* **Stated task**: Scan the entries below. List each line with "frac".

### Information shown

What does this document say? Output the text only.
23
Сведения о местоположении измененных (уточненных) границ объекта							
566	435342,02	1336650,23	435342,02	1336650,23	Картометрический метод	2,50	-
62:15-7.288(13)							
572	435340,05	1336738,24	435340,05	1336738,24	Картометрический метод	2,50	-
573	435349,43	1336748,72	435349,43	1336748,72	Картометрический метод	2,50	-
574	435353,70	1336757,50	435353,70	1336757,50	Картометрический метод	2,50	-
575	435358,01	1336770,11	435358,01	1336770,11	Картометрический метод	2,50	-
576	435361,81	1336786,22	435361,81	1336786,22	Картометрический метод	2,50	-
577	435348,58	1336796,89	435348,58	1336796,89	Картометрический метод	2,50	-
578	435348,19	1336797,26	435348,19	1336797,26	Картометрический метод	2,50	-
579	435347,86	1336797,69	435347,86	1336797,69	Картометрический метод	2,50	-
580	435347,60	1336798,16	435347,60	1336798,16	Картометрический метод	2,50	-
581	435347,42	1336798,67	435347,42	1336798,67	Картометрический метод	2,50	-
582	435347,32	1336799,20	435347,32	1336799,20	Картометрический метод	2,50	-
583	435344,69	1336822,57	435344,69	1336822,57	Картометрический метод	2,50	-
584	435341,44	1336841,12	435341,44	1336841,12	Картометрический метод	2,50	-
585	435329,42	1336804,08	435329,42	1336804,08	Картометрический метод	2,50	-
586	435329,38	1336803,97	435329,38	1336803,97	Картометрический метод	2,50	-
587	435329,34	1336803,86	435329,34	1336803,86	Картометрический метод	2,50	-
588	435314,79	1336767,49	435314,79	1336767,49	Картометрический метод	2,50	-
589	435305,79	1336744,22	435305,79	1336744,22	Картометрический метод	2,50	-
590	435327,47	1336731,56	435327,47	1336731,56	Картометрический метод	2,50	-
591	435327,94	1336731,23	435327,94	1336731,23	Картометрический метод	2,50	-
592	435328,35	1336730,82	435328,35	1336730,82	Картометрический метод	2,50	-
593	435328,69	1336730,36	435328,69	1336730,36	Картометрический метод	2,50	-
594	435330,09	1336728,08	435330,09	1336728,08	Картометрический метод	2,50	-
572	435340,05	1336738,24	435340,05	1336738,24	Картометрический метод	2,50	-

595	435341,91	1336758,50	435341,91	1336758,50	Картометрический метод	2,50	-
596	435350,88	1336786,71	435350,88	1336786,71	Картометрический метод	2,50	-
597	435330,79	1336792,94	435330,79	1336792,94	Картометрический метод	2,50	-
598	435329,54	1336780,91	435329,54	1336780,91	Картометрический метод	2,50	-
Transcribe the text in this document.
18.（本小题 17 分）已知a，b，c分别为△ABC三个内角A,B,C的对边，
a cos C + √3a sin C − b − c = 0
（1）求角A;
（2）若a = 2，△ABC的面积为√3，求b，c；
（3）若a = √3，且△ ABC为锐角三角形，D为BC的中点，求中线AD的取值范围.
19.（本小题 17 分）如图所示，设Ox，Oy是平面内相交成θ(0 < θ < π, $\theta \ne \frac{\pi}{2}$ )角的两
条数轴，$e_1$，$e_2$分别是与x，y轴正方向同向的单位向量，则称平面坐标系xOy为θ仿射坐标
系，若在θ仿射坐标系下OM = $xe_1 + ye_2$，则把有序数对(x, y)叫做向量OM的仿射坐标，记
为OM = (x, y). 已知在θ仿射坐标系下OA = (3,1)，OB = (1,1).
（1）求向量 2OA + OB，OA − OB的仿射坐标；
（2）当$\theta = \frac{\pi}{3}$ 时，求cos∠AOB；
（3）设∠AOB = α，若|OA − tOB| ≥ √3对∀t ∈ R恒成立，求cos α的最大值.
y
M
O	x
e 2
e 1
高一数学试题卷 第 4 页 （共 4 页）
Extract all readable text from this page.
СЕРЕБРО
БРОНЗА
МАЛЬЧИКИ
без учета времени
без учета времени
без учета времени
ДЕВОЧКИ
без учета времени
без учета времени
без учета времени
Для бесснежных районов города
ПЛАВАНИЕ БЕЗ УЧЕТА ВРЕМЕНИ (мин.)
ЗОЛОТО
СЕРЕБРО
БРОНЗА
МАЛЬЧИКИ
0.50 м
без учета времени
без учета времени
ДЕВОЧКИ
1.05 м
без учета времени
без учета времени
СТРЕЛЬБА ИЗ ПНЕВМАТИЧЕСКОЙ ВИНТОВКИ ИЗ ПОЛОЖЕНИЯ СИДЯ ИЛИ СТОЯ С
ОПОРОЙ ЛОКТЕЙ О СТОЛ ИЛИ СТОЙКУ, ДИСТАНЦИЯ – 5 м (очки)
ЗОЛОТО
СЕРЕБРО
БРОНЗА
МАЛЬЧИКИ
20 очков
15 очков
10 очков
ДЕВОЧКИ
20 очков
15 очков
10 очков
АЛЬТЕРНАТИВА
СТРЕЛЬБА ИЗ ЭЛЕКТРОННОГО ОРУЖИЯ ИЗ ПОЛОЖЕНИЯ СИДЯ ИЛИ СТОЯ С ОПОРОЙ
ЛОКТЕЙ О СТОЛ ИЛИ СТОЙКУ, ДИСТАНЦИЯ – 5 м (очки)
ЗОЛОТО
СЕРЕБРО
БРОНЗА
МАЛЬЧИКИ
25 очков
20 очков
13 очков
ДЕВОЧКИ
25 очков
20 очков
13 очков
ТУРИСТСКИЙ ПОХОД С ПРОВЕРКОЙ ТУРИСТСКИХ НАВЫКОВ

######

* **Answer to this problem**:
19.（本小题 17 分）如图所示，设Ox，Oy是平面内相交成θ(0 < θ < π, $\theta \ne \frac{\pi}{2}$ )角的两
（2）当$\theta = \frac{\pi}{3}$ 时，求cos∠AOB；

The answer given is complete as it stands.